Task directions — Transcribe the data that follows precisely, omitting nothing.

Record extracts —
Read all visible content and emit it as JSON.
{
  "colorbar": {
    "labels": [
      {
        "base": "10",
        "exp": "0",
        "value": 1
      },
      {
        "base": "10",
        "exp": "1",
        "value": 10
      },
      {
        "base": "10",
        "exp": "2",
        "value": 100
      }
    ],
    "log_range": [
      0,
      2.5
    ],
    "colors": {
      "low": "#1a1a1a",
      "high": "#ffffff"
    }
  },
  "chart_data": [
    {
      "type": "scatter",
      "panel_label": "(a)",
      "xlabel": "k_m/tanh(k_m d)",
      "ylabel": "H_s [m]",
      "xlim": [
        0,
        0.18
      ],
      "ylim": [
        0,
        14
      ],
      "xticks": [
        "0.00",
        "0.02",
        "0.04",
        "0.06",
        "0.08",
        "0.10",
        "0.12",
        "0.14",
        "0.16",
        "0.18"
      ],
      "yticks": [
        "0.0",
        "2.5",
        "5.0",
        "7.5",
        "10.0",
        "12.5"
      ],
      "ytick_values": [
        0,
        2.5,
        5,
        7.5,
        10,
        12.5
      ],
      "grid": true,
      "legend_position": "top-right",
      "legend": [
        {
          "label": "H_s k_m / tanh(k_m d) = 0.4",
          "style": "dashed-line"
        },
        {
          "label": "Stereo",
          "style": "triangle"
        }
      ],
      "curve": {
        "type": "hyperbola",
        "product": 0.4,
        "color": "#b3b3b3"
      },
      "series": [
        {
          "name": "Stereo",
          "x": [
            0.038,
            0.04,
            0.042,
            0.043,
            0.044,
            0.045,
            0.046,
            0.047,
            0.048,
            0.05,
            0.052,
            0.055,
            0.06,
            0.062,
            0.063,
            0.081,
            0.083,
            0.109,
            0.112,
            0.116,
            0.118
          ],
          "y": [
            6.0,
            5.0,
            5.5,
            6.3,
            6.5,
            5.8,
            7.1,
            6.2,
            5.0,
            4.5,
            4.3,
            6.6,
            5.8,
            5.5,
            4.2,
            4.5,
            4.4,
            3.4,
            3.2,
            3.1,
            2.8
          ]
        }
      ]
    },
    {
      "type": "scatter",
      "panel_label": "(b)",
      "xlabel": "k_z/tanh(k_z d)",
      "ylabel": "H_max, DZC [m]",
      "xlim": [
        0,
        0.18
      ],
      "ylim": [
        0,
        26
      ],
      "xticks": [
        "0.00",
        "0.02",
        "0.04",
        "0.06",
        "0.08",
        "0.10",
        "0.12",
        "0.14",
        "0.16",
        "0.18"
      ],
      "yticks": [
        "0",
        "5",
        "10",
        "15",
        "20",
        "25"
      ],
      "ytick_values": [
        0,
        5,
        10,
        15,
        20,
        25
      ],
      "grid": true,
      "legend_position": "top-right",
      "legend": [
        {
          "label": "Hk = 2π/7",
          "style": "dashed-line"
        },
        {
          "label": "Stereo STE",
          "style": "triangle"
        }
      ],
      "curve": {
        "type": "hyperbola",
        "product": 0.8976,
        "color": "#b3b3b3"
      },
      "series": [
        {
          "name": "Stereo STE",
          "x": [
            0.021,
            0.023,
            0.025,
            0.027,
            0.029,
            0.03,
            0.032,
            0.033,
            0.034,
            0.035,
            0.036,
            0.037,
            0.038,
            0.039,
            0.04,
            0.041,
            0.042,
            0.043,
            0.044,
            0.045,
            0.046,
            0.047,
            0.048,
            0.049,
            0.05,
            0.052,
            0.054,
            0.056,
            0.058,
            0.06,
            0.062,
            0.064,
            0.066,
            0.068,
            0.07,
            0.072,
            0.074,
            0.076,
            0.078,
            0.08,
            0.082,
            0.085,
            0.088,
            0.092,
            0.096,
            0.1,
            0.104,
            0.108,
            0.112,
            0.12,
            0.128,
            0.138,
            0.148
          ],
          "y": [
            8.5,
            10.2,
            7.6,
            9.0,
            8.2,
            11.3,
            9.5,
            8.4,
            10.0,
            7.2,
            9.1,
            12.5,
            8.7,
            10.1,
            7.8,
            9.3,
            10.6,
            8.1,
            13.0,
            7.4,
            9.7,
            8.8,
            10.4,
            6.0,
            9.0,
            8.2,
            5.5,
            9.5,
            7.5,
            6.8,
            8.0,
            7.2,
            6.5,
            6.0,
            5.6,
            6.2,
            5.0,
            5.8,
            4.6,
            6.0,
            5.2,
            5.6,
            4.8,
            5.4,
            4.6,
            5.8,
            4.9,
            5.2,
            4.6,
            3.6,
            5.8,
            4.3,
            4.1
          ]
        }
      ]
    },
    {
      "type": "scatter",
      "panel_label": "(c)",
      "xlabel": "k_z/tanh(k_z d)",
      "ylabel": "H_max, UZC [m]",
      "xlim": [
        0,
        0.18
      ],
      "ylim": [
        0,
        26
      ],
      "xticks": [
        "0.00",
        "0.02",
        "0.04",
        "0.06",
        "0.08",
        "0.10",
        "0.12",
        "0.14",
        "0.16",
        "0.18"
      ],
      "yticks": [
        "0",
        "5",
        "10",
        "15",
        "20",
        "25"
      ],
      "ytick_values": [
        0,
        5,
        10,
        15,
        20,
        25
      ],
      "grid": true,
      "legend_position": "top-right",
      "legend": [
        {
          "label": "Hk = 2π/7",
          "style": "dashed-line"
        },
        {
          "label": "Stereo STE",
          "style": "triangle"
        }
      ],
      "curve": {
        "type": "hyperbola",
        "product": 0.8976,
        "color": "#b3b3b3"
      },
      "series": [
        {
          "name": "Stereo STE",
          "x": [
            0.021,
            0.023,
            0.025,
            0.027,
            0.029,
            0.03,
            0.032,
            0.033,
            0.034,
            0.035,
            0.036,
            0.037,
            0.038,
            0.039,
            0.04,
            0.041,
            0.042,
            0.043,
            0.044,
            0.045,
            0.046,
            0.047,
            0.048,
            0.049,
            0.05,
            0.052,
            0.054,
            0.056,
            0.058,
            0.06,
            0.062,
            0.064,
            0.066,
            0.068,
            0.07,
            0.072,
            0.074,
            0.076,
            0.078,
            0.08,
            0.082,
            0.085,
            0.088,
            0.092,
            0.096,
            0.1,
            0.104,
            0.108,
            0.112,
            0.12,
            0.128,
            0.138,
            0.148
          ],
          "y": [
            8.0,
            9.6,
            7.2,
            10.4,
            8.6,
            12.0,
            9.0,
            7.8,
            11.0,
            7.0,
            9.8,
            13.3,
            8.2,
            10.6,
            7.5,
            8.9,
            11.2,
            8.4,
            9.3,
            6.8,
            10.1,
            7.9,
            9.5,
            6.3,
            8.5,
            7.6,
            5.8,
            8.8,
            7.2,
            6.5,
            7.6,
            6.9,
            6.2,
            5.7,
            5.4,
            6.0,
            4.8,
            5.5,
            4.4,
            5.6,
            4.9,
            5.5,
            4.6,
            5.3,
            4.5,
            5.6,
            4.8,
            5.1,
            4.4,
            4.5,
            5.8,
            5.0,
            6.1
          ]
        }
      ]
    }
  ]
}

Exercise output —
Read all visible content and emit it as JSON.
{
  "colorbar": {
    "labels": [
      {
        "base": "10",
        "exp": "0",
        "value": 1
      },
      {
        "base": "10",
        "exp": "1",
        "value": 10
      },
      {
        "base": "10",
        "exp": "2",
        "value": 100
      }
    ],
    "log_range": [
      0,
      2.5
    ],
    "colors": {
      "low": "#1a1a1a",
      "high": "#ffffff"
    }
  },
  "chart_data": [
    {
      "type": "scatter",
      "panel_label": "(a)",
      "xlabel": "k_m/tanh(k_m d)",
      "ylabel": "H_s [m]",
      "xlim": [
        0,
        0.18
      ],
      "ylim": [
        0,
        14
      ],
      "xticks": [
        "0.00",
        "0.02",
        "0.04",
        "0.06",
        "0.08",
        "0.10",
        "0.12",
        "0.14",
        "0.16",
        "0.18"
      ],
      "yticks": [
        "0.0",
        "2.5",
        "5.0",
        "7.5",
        "10.0",
        "12.5"
      ],
      "ytick_values": [
        0,
        2.5,
        5,
        7.5,
        10,
        12.5
      ],
      "grid": true,
      "legend_position": "top-right",
      "legend": [
        {
          "label": "H_s k_m / tanh(k_m d) = 0.4",
          "style": "dashed-line"
        },
        {
          "label": "Stereo",
          "style": "triangle"
        }
      ],
      "curve": {
        "type": "hyperbola",
        "product": 0.4,
        "color": "#b3b3b3"
      },
      "series": [
        {
          "name": "Stereo",
          "x": [
            0.038,
            0.04,
            0.042,
            0.043,
            0.044,
            0.045,
            0.046,
            0.047,
            0.048,
            0.05,
            0.052,
            0.055,
            0.06,
            0.062,
            0.063,
            0.081,
            0.083,
            0.109,
            0.112,
            0.116,
            0.118
          ],
          "y": [
            6.0,
            5.0,
            5.5,
            6.3,
            6.5,
            5.8,
            7.1,
            6.2,
            5.0,
            4.5,
            4.3,
            6.6,
            5.8,
            5.5,
            4.2,
            4.5,
            4.4,
            3.4,
            3.2,
            3.1,
            2.8
          ]
        }
      ]
    },
    {
      "type": "scatter",
      "panel_label": "(b)",
      "xlabel": "k_z/tanh(k_z d)",
      "ylabel": "H_max, DZC [m]",
      "xlim": [
        0,
        0.18
      ],
      "ylim": [
        0,
        26
      ],
      "xticks": [
        "0.00",
        "0.02",
        "0.04",
        "0.06",
        "0.08",
        "0.10",
        "0.12",
        "0.14",
        "0.16",
        "0.18"
      ],
      "yticks": [
        "0",
        "5",
        "10",
        "15",
        "20",
        "25"
      ],
      "ytick_values": [
        0,
        5,
        10,
        15,
        20,
        25
      ],
      "grid": true,
      "legend_position": "top-right",
      "legend": [
        {
          "label": "Hk = 2π/7",
          "style": "dashed-line"
        },
        {
          "label": "Stereo STE",
          "style": "triangle"
        }
      ],
      "curve": {
        "type": "hyperbola",
        "product": 0.8976,
        "color": "#b3b3b3"
      },
      "series": [
        {
          "name": "Stereo STE",
          "x": [
            0.021,
            0.023,
            0.025,
            0.027,
            0.029,
            0.03,
            0.032,
            0.033,
            0.034,
            0.035,
            0.036,
            0.037,
            0.038,
            0.039,
            0.04,
            0.041,
            0.042,
            0.043,
            0.044,
            0.045,
            0.046,
            0.047,
            0.048,
            0.049,
            0.05,
            0.052,
            0.054,
            0.056,
            0.058,
            0.06,
            0.062,
            0.064,
            0.066,
            0.068,
            0.07,
            0.072,
            0.074,
            0.076,
            0.078,
            0.08,
            0.082,
            0.085,
            0.088,
            0.092,
            0.096,
            0.1,
            0.104,
            0.108,
            0.112,
            0.12,
            0.128,
            0.138,
            0.148
          ],
          "y": [
            8.5,
            10.2,
            7.6,
            9.0,
            8.2,
            11.3,
            9.5,
            8.4,
            10.0,
            7.2,
            9.1,
            12.5,
            8.7,
            10.1,
            7.8,
            9.3,
            10.6,
            8.1,
            13.0,
            7.4,
            9.7,
            8.8,
            10.4,
            6.0,
            9.0,
            8.2,
            5.5,
            9.5,
            7.5,
            6.8,
            8.0,
            7.2,
            6.5,
            6.0,
            5.6,
            6.2,
            5.0,
            5.8,
            4.6,
            6.0,
            5.2,
            5.6,
            4.8,
            5.4,
            4.6,
            5.8,
            4.9,
            5.2,
            4.6,
            3.6,
            5.8,
            4.3,
            4.1
          ]
        }
      ]
    },
    {
      "type": "scatter",
      "panel_label": "(c)",
      "xlabel": "k_z/tanh(k_z d)",
      "ylabel": "H_max, UZC [m]",
      "xlim": [
        0,
        0.18
      ],
      "ylim": [
        0,
        26
      ],
      "xticks": [
        "0.00",
        "0.02",
        "0.04",
        "0.06",
        "0.08",
        "0.10",
        "0.12",
        "0.14",
        "0.16",
        "0.18"
      ],
      "yticks": [
        "0",
        "5",
        "10",
        "15",
        "20",
        "25"
      ],
      "ytick_values": [
        0,
        5,
        10,
        15,
        20,
        25
      ],
      "grid": true,
      "legend_position": "top-right",
      "legend": [
        {
          "label": "Hk = 2π/7",
          "style": "dashed-line"
        },
        {
          "label": "Stereo STE",
          "style": "triangle"
        }
      ],
      "curve": {
        "type": "hyperbola",
        "product": 0.8976,
        "color": "#b3b3b3"
      },
      "series": [
        {
          "name": "Stereo STE",
          "x": [
            0.021,
            0.023,
            0.025,
            0.027,
            0.029,
            0.03,
            0.032,
            0.033,
            0.034,
            0.035,
            0.036,
            0.037,
            0.038,
            0.039,
            0.04,
            0.041,
            0.042,
            0.043,
            0.044,
            0.045,
            0.046,
            0.047,
            0.048,
            0.049,
            0.05,
            0.052,
            0.054,
            0.056,
            0.058,
            0.06,
            0.062,
            0.064,
            0.066,
            0.068,
            0.07,
            0.072,
            0.074,
            0.076,
            0.078,
            0.08,
            0.082,
            0.085,
            0.088,
            0.092,
            0.096,
            0.1,
            0.104,
            0.108,
            0.112,
            0.12,
            0.128,
            0.138,
            0.148
          ],
          "y": [
            8.0,
            9.6,
            7.2,
            10.4,
            8.6,
            12.0,
            9.0,
            7.8,
            11.0,
            7.0,
            9.8,
            13.3,
            8.2,
            10.6,
            7.5,
            8.9,
            11.2,
            8.4,
            9.3,
            6.8,
            10.1,
            7.9,
            9.5,
            6.3,
            8.5,
            7.6,
            5.8,
            8.8,
            7.2,
            6.5,
            7.6,
            6.9,
            6.2,
            5.7,
            5.4,
            6.0,
            4.8,
            5.5,
            4.4,
            5.6,
            4.9,
            5.5,
            4.6,
            5.3,
            4.5,
            5.6,
            4.8,
            5.1,
            4.4,
            4.5,
            5.8,
            5.0,
            6.1
          ]
        }
      ]
    }
  ]
}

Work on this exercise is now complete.